----- Supplied records -----

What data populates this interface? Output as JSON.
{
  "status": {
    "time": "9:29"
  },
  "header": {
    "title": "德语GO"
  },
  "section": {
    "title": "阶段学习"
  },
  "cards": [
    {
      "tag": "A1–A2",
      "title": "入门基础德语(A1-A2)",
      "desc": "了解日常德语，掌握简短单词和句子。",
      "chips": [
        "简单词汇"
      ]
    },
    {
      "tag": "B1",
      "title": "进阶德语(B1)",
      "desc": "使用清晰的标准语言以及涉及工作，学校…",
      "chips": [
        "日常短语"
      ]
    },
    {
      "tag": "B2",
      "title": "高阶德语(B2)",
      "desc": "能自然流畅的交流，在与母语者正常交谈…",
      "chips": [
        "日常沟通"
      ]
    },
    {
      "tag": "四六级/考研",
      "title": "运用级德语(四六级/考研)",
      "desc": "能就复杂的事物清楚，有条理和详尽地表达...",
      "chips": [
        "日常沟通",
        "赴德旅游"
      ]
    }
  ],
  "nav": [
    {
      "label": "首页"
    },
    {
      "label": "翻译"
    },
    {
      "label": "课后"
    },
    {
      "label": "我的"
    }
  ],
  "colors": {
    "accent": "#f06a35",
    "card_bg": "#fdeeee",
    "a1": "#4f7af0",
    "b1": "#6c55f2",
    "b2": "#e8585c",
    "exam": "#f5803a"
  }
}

-----
----- Supplied records -----

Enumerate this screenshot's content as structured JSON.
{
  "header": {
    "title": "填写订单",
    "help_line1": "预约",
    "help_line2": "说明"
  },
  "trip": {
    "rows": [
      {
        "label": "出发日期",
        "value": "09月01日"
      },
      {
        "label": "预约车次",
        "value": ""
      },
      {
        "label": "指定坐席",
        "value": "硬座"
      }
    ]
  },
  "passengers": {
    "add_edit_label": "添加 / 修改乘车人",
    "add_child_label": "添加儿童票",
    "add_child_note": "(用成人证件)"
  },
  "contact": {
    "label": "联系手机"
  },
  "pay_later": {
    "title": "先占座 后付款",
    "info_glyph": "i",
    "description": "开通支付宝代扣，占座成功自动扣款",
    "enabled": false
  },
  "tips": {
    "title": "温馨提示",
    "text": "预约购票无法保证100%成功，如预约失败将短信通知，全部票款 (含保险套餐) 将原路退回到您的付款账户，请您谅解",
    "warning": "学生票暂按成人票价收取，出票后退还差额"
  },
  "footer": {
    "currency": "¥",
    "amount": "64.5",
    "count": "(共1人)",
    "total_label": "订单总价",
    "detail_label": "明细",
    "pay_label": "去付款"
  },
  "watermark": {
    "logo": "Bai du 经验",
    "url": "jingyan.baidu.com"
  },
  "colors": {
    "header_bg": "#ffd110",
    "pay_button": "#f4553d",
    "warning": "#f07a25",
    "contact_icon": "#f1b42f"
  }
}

-----

- [Stated goal]: Whenever "JSON" turns up in a line, pick that line out.

- [Response]:
What data populates this interface? Output as JSON.
Enumerate this screenshot's content as structured JSON.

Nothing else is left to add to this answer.